Work to complete | Gather the lines below that include the string "xlabel", copying each in full.

-- begin --

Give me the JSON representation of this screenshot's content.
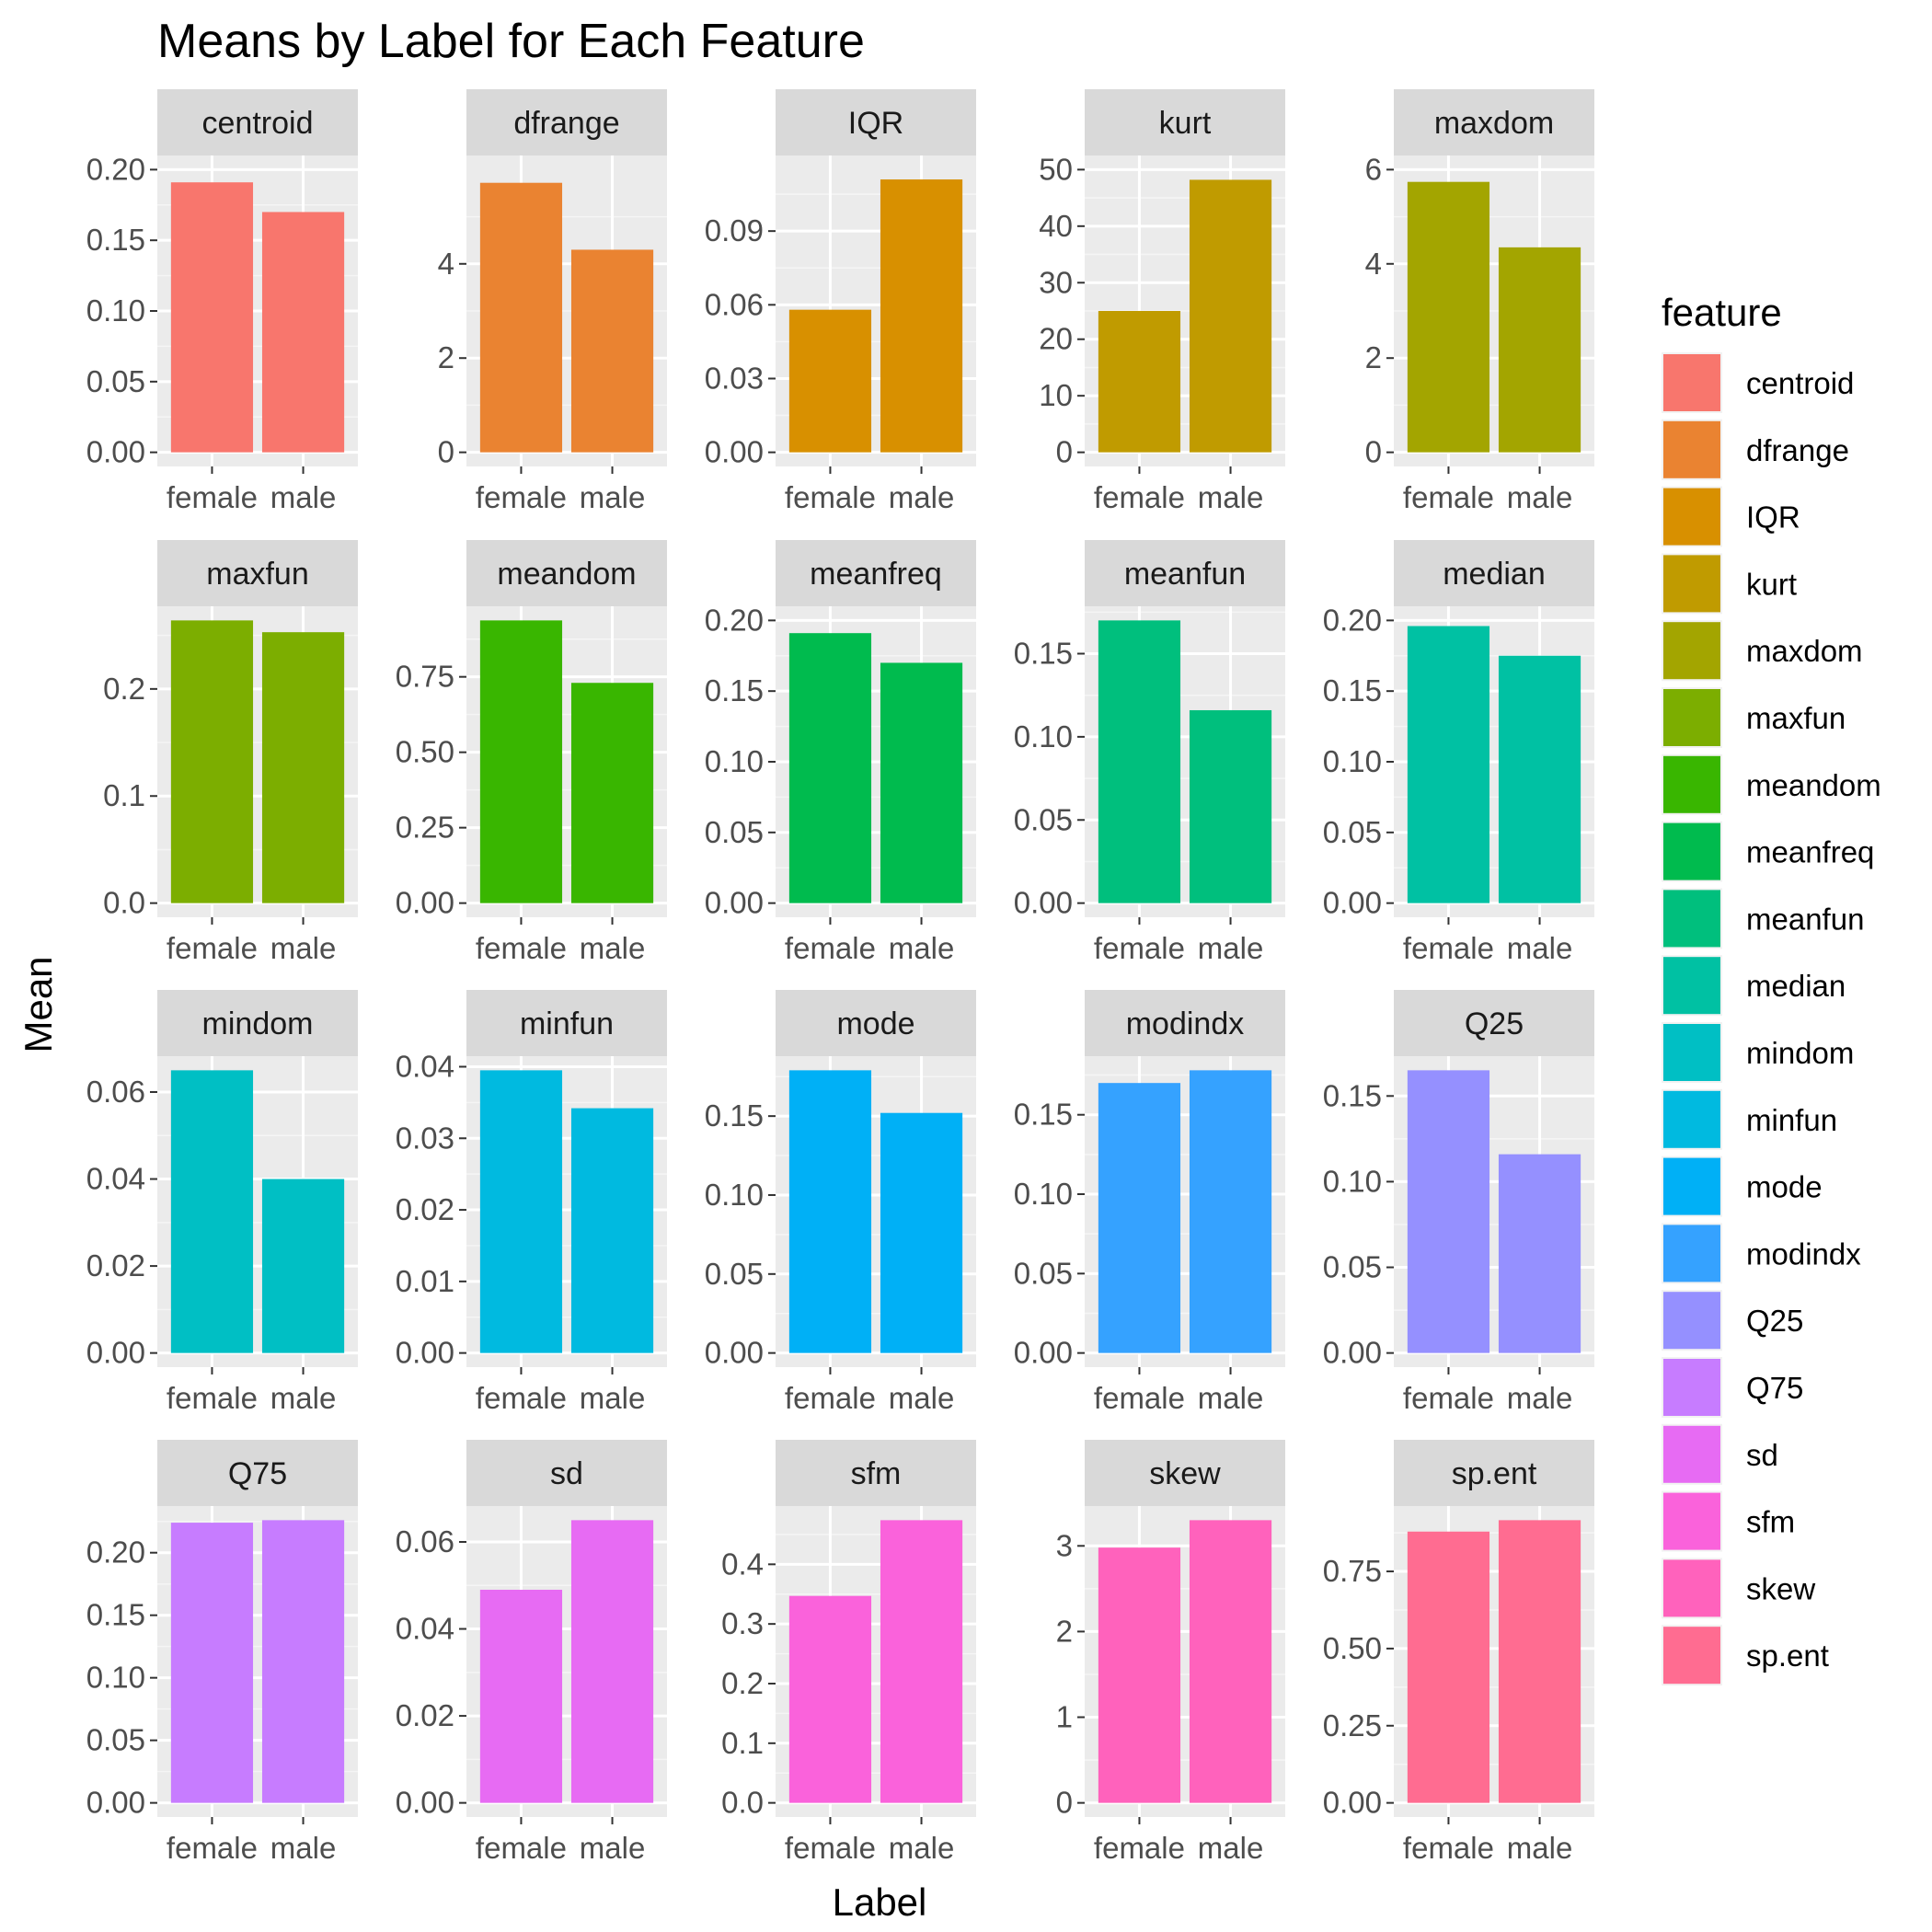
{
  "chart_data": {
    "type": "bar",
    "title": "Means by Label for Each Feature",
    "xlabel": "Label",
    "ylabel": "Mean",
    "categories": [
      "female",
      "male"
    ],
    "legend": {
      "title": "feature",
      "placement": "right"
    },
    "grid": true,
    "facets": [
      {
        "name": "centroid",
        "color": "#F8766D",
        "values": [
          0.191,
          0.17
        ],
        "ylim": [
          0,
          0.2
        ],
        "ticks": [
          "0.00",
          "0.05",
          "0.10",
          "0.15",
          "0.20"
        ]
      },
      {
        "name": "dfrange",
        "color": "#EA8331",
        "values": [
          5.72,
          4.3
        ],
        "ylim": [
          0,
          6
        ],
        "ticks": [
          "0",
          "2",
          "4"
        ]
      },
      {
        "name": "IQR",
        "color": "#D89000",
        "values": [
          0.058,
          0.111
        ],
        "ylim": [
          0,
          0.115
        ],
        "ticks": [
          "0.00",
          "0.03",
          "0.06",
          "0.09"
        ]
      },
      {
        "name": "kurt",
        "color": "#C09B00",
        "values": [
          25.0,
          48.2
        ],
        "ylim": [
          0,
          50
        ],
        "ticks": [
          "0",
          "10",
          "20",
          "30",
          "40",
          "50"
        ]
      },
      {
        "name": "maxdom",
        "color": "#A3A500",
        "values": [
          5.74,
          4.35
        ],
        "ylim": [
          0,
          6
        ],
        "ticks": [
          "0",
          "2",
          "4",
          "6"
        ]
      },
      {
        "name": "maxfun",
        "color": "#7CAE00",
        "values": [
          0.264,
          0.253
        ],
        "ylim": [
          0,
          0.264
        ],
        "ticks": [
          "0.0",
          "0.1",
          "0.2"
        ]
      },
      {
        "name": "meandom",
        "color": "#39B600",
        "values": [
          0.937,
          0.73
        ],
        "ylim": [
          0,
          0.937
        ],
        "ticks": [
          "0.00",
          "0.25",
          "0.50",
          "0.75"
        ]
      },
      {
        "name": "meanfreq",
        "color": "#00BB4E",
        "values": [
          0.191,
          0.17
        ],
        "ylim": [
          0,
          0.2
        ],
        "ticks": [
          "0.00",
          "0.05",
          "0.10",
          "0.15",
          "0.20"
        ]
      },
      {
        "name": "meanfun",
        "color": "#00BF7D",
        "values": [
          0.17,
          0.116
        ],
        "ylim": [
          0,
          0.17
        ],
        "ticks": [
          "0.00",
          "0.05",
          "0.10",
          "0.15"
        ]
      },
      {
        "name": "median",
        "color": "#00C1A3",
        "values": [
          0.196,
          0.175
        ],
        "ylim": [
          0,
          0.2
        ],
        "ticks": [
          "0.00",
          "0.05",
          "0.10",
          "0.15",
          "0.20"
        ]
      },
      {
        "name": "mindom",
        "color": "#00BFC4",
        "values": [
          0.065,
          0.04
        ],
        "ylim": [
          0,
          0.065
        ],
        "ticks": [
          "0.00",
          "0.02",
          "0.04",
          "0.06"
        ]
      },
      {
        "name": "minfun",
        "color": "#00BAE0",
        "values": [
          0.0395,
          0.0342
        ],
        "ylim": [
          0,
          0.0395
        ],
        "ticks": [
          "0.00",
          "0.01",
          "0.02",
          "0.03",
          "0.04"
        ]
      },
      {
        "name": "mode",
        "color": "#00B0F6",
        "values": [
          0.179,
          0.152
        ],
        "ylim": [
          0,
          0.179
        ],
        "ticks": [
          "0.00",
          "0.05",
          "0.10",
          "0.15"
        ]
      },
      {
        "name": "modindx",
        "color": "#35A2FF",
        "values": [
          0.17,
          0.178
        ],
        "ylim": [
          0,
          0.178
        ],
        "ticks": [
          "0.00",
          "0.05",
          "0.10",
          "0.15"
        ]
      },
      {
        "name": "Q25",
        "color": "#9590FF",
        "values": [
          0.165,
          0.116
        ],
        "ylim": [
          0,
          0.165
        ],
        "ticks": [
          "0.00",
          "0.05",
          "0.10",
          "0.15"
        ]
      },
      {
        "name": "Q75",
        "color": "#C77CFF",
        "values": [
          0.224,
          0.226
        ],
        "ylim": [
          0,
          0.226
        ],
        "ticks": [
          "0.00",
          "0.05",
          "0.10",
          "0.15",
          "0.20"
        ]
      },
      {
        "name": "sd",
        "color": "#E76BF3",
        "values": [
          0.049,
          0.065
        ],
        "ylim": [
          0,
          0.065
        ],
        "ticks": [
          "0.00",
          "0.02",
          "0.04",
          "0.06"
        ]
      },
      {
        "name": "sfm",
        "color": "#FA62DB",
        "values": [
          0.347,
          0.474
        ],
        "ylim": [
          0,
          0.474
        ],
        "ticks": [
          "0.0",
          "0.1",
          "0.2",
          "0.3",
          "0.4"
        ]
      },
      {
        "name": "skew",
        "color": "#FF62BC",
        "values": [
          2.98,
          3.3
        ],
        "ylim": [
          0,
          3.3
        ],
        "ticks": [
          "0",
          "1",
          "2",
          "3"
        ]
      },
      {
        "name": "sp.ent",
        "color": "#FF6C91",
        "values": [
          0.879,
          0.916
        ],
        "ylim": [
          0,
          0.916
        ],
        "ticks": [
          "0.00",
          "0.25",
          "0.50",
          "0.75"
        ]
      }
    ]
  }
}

-- end --
-- begin --

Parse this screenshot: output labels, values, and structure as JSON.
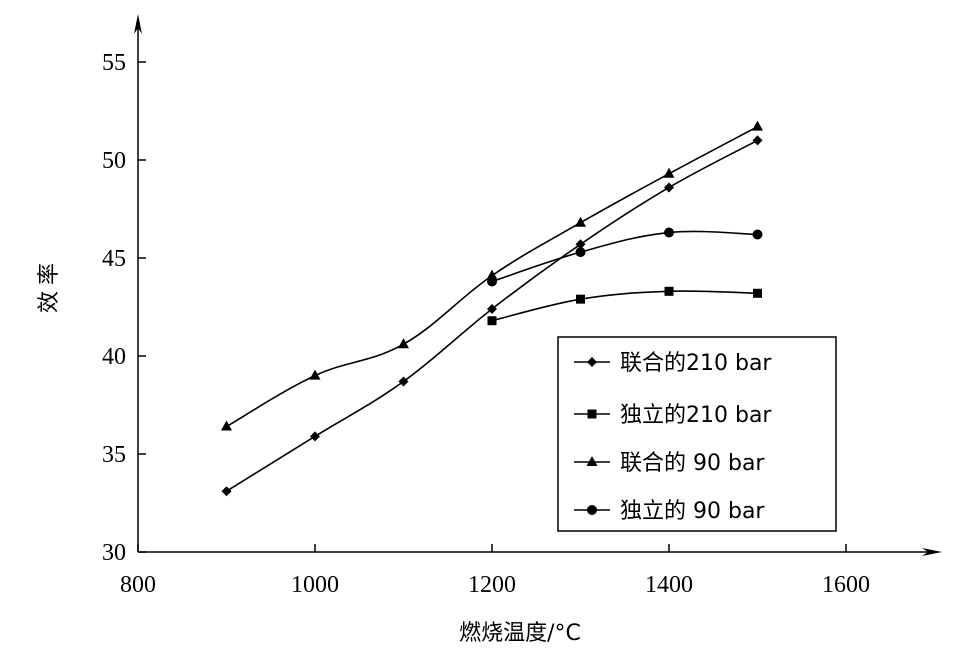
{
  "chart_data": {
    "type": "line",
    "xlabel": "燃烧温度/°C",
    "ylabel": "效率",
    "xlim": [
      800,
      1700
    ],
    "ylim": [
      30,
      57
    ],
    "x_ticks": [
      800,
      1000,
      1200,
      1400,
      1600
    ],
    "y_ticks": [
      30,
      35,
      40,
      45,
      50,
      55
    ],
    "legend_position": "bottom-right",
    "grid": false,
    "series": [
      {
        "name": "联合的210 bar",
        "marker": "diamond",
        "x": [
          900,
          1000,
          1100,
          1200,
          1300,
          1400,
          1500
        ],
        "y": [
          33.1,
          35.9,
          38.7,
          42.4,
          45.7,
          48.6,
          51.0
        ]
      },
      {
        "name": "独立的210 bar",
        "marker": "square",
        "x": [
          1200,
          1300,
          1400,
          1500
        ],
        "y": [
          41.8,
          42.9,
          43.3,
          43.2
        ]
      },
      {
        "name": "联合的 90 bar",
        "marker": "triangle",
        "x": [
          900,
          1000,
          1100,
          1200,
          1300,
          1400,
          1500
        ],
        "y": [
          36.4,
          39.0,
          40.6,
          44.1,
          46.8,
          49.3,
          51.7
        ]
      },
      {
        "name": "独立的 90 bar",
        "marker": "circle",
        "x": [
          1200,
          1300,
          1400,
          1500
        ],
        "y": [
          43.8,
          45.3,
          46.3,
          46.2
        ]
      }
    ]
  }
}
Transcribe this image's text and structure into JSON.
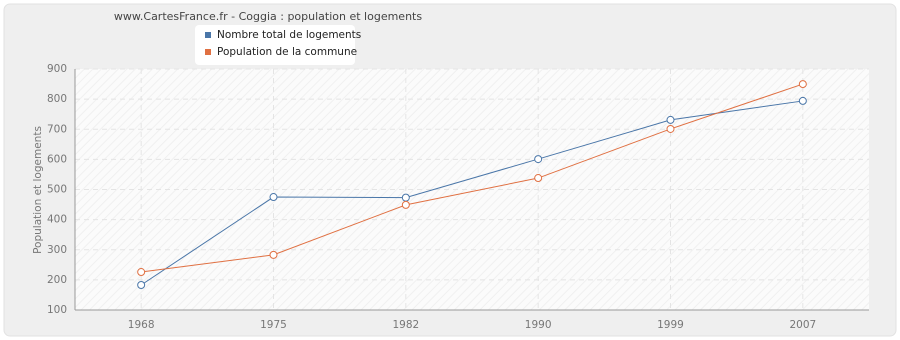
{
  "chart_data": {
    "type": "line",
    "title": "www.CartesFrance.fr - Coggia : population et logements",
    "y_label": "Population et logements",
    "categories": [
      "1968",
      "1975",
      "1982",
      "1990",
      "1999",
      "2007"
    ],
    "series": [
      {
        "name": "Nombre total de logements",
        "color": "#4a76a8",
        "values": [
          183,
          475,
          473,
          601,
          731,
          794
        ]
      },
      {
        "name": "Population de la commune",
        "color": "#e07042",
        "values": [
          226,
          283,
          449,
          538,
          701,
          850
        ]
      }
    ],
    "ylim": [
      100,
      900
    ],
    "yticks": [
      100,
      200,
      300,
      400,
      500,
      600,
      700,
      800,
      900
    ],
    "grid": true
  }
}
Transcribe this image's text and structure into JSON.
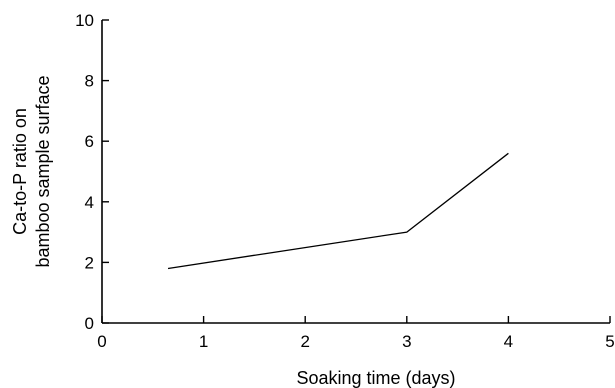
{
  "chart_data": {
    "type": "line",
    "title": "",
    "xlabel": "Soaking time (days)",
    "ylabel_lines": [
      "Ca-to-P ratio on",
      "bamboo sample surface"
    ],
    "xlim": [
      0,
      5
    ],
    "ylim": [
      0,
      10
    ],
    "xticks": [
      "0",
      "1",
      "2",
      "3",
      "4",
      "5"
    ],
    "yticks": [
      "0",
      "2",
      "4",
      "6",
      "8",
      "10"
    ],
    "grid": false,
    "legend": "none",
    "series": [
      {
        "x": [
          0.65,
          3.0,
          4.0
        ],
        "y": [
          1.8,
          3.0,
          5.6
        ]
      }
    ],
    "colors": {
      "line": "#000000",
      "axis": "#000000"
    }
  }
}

-- end --

Response to the task |
    "xlabel": "Label",
    "xlabel": "燃烧温度/°C",
    "xlabel": "Soaking time (days)",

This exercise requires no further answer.